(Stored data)
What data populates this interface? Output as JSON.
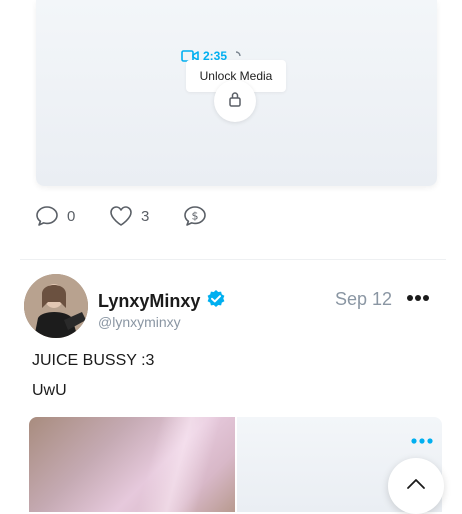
{
  "colors": {
    "accent": "#00aff0",
    "muted_text": "#8a96a3",
    "icon_gray": "#5a5f66",
    "verified": "#00aff0"
  },
  "locked_media": {
    "duration": "2:35",
    "unlock_label": "Unlock Media",
    "icons": {
      "video": "video-camera-icon",
      "lock": "lock-icon"
    }
  },
  "actions": {
    "comments_count": "0",
    "likes_count": "3",
    "icons": {
      "comment": "comment-icon",
      "like": "heart-icon",
      "tip": "dollar-tip-icon"
    }
  },
  "post": {
    "display_name": "LynxyMinxy",
    "handle": "@lynxyminxy",
    "date": "Sep 12",
    "text_lines": [
      "JUICE BUSSY :3",
      "UwU"
    ],
    "icons": {
      "verified": "verified-badge-icon",
      "more": "more-dots-icon"
    }
  },
  "scroll_top": {
    "icon": "chevron-up-icon"
  }
}
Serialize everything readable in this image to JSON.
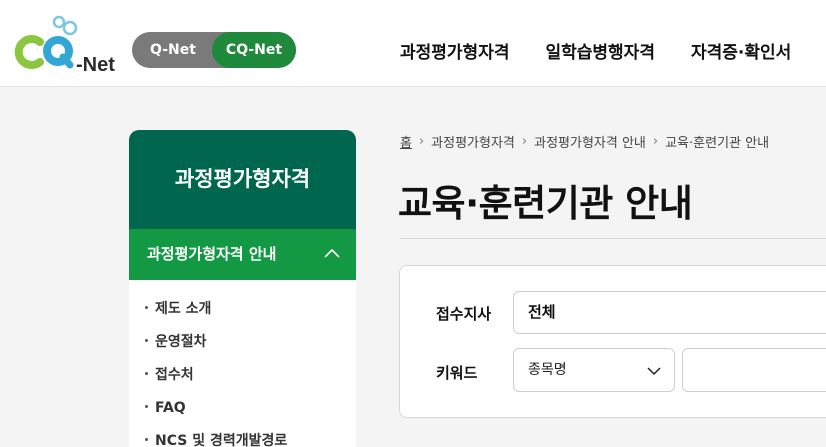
{
  "header": {
    "logo": {
      "text": "-Net",
      "mark": "CQ"
    },
    "toggle": {
      "q_label": "Q-Net",
      "cq_label": "CQ-Net"
    },
    "nav": [
      "과정평가형자격",
      "일학습병행자격",
      "자격증·확인서"
    ]
  },
  "sidebar": {
    "title": "과정평가형자격",
    "section": "과정평가형자격 안내",
    "items": [
      "제도 소개",
      "운영절차",
      "접수처",
      "FAQ",
      "NCS 및 경력개발경로"
    ]
  },
  "breadcrumb": {
    "home": "홈",
    "items": [
      "과정평가형자격",
      "과정평가형자격 안내",
      "교육·훈련기관 안내"
    ]
  },
  "page": {
    "title": "교육·훈련기관 안내"
  },
  "search": {
    "branch_label": "접수지사",
    "branch_value": "전체",
    "keyword_label": "키워드",
    "keyword_select": "종목명",
    "keyword_value": ""
  },
  "colors": {
    "sidebar_title_bg": "#00664d",
    "sidebar_section_bg": "#139844",
    "toggle_active": "#1f8a3b",
    "toggle_inactive": "#7a7a7a"
  }
}
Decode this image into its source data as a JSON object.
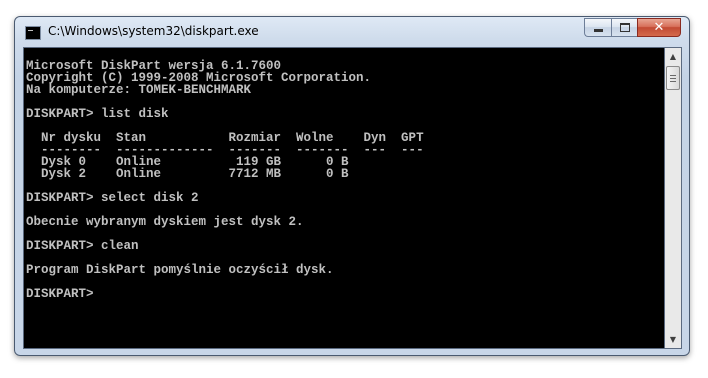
{
  "window": {
    "title": "C:\\Windows\\system32\\diskpart.exe",
    "close_glyph": "✕"
  },
  "console": {
    "lines": [
      "Microsoft DiskPart wersja 6.1.7600",
      "Copyright (C) 1999-2008 Microsoft Corporation.",
      "Na komputerze: TOMEK-BENCHMARK",
      "",
      "DISKPART> list disk",
      "",
      "  Nr dysku  Stan           Rozmiar  Wolne    Dyn  GPT",
      "  --------  -------------  -------  -------  ---  ---",
      "  Dysk 0    Online          119 GB      0 B",
      "  Dysk 2    Online         7712 MB      0 B",
      "",
      "DISKPART> select disk 2",
      "",
      "Obecnie wybranym dyskiem jest dysk 2.",
      "",
      "DISKPART> clean",
      "",
      "Program DiskPart pomyślnie oczyścił dysk.",
      "",
      "DISKPART>"
    ]
  },
  "scrollbar": {
    "up_glyph": "▲",
    "down_glyph": "▼"
  }
}
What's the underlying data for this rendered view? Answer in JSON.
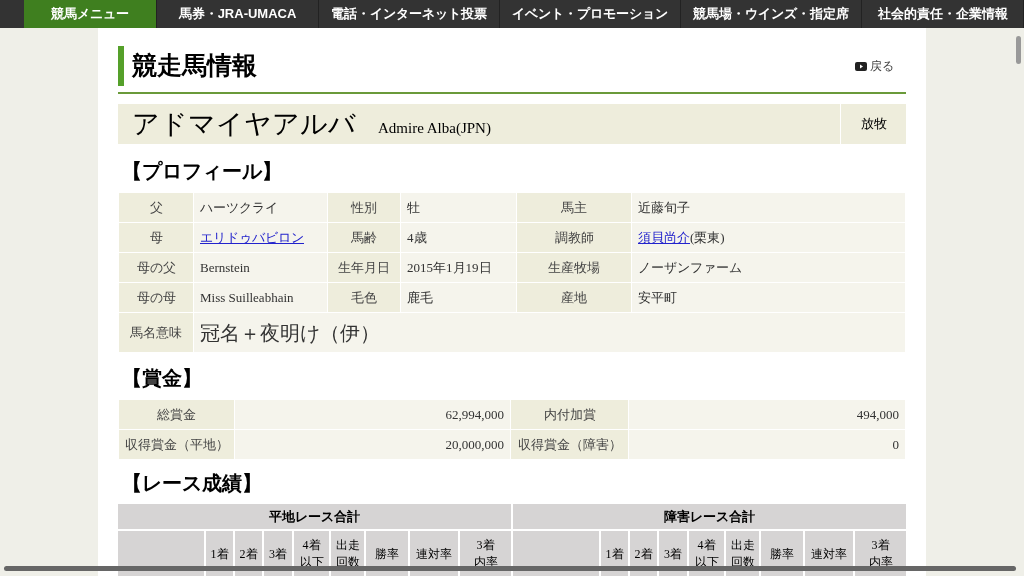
{
  "nav": {
    "items": [
      {
        "label": "競馬メニュー",
        "selected": true
      },
      {
        "label": "馬券・JRA-UMACA",
        "selected": false
      },
      {
        "label": "電話・インターネット投票",
        "selected": false
      },
      {
        "label": "イベント・プロモーション",
        "selected": false
      },
      {
        "label": "競馬場・ウインズ・指定席",
        "selected": false
      },
      {
        "label": "社会的責任・企業情報",
        "selected": false
      }
    ]
  },
  "page_title": "競走馬情報",
  "back_link": "戻る",
  "horse": {
    "name_ja": "アドマイヤアルバ",
    "name_en": "Admire Alba(JPN)",
    "status": "放牧"
  },
  "profile": {
    "heading": "【プロフィール】",
    "rows": [
      [
        {
          "label": "父",
          "value": [
            {
              "text": "ハーツクライ",
              "link": false
            }
          ]
        },
        {
          "label": "性別",
          "value": [
            {
              "text": "牡",
              "link": false
            }
          ]
        },
        {
          "label": "馬主",
          "value": [
            {
              "text": "近藤旬子",
              "link": false
            }
          ]
        }
      ],
      [
        {
          "label": "母",
          "value": [
            {
              "text": "エリドゥバビロン",
              "link": true
            }
          ]
        },
        {
          "label": "馬齢",
          "value": [
            {
              "text": "4歳",
              "link": false
            }
          ]
        },
        {
          "label": "調教師",
          "value": [
            {
              "text": "須貝尚介",
              "link": true
            },
            {
              "text": "(栗東)",
              "link": false
            }
          ]
        }
      ],
      [
        {
          "label": "母の父",
          "value": [
            {
              "text": "Bernstein",
              "link": false
            }
          ]
        },
        {
          "label": "生年月日",
          "value": [
            {
              "text": "2015年1月19日",
              "link": false
            }
          ]
        },
        {
          "label": "生産牧場",
          "value": [
            {
              "text": "ノーザンファーム",
              "link": false
            }
          ]
        }
      ],
      [
        {
          "label": "母の母",
          "value": [
            {
              "text": "Miss Suilleabhain",
              "link": false
            }
          ]
        },
        {
          "label": "毛色",
          "value": [
            {
              "text": "鹿毛",
              "link": false
            }
          ]
        },
        {
          "label": "産地",
          "value": [
            {
              "text": "安平町",
              "link": false
            }
          ]
        }
      ]
    ],
    "meaning": {
      "label": "馬名意味",
      "value": "冠名＋夜明け（伊）"
    }
  },
  "prize": {
    "heading": "【賞金】",
    "rows": [
      [
        {
          "label": "総賞金",
          "value": "62,994,000"
        },
        {
          "label": "内付加賞",
          "value": "494,000"
        }
      ],
      [
        {
          "label": "収得賞金（平地）",
          "value": "20,000,000"
        },
        {
          "label": "収得賞金（障害）",
          "value": "0"
        }
      ]
    ]
  },
  "results": {
    "heading": "【レース成績】",
    "groups": [
      {
        "title": "平地レース合計",
        "columns": [
          "1着",
          "2着",
          "3着",
          "4着以下",
          "出走回数",
          "勝率",
          "連対率",
          "3着内率"
        ]
      },
      {
        "title": "障害レース合計",
        "columns": [
          "1着",
          "2着",
          "3着",
          "4着以下",
          "出走回数",
          "勝率",
          "連対率",
          "3着内率"
        ]
      }
    ]
  }
}
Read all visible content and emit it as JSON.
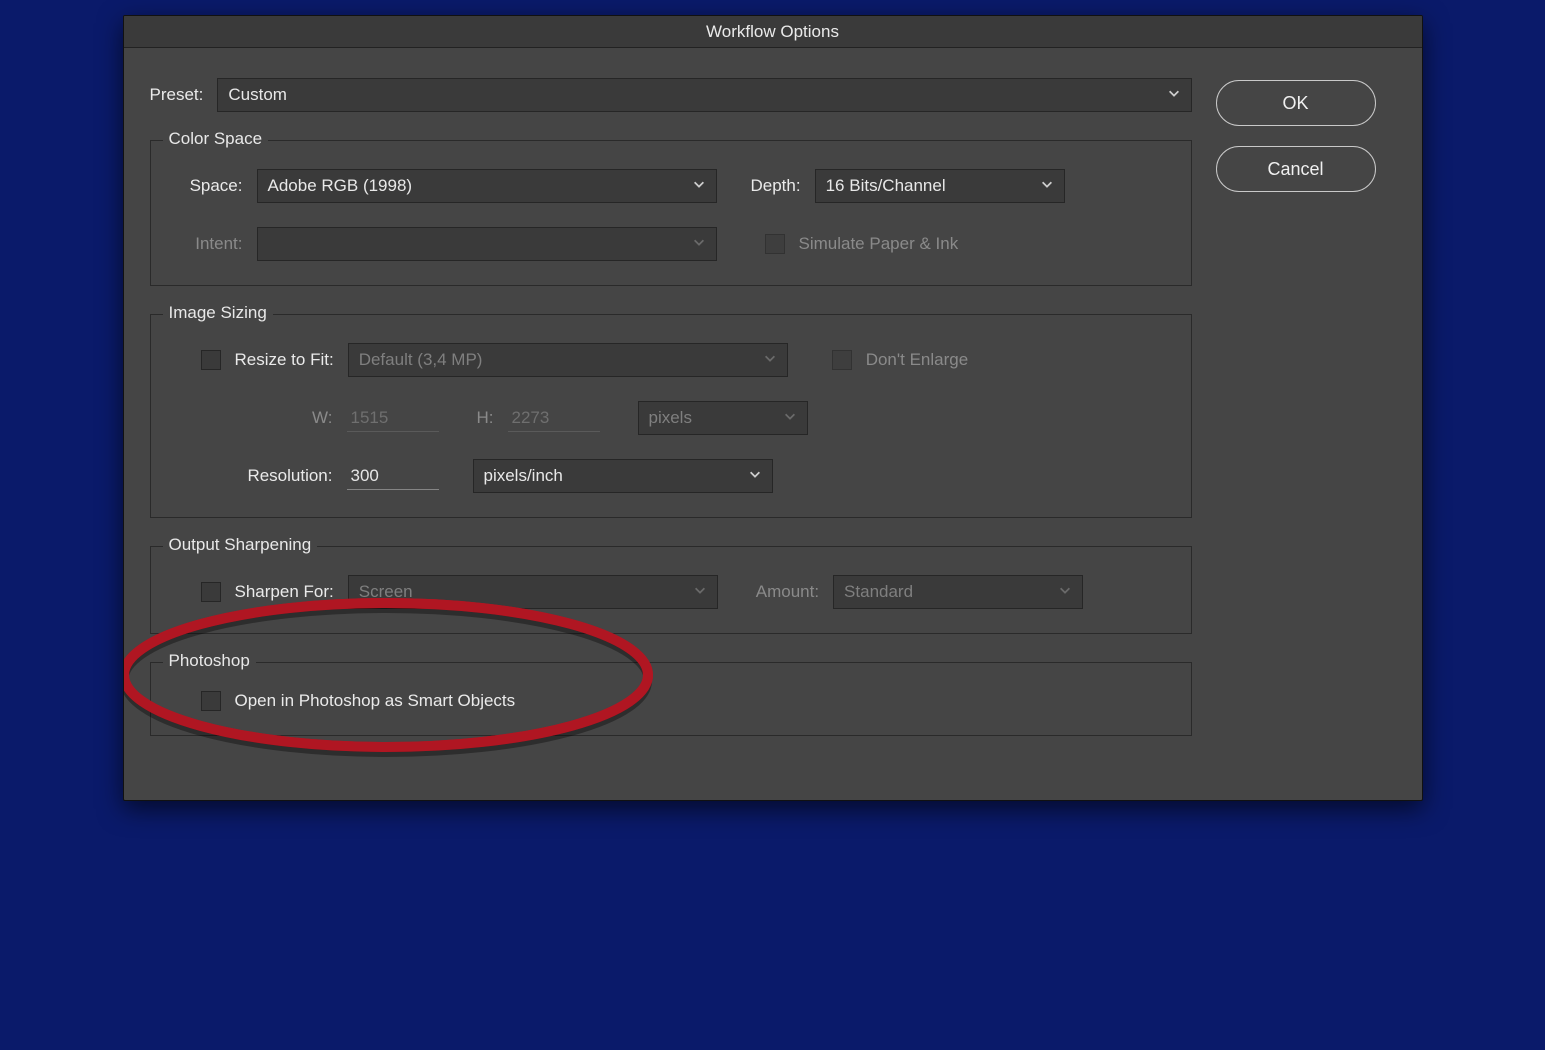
{
  "title": "Workflow Options",
  "buttons": {
    "ok": "OK",
    "cancel": "Cancel"
  },
  "preset": {
    "label": "Preset:",
    "value": "Custom"
  },
  "colorSpace": {
    "legend": "Color Space",
    "spaceLabel": "Space:",
    "spaceValue": "Adobe RGB (1998)",
    "depthLabel": "Depth:",
    "depthValue": "16 Bits/Channel",
    "intentLabel": "Intent:",
    "intentValue": "",
    "simulateLabel": "Simulate Paper & Ink"
  },
  "imageSizing": {
    "legend": "Image Sizing",
    "resizeLabel": "Resize to Fit:",
    "resizeValue": "Default  (3,4 MP)",
    "dontEnlarge": "Don't Enlarge",
    "wLabel": "W:",
    "wValue": "1515",
    "hLabel": "H:",
    "hValue": "2273",
    "unit": "pixels",
    "resLabel": "Resolution:",
    "resValue": "300",
    "resUnit": "pixels/inch"
  },
  "sharpen": {
    "legend": "Output Sharpening",
    "sharpenLabel": "Sharpen For:",
    "sharpenValue": "Screen",
    "amountLabel": "Amount:",
    "amountValue": "Standard"
  },
  "photoshop": {
    "legend": "Photoshop",
    "smartLabel": "Open in Photoshop as Smart Objects"
  }
}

» **PROBLEM**
Scan the data above; copy every line where "this" appears.

» **THE COMPLETED TASK**
What data populates this interface? Output as JSON.
Serialize everything readable in this image to JSON.
Decode this image into its source data as a JSON object.
What's the underlying data for this rendered view? Answer in JSON.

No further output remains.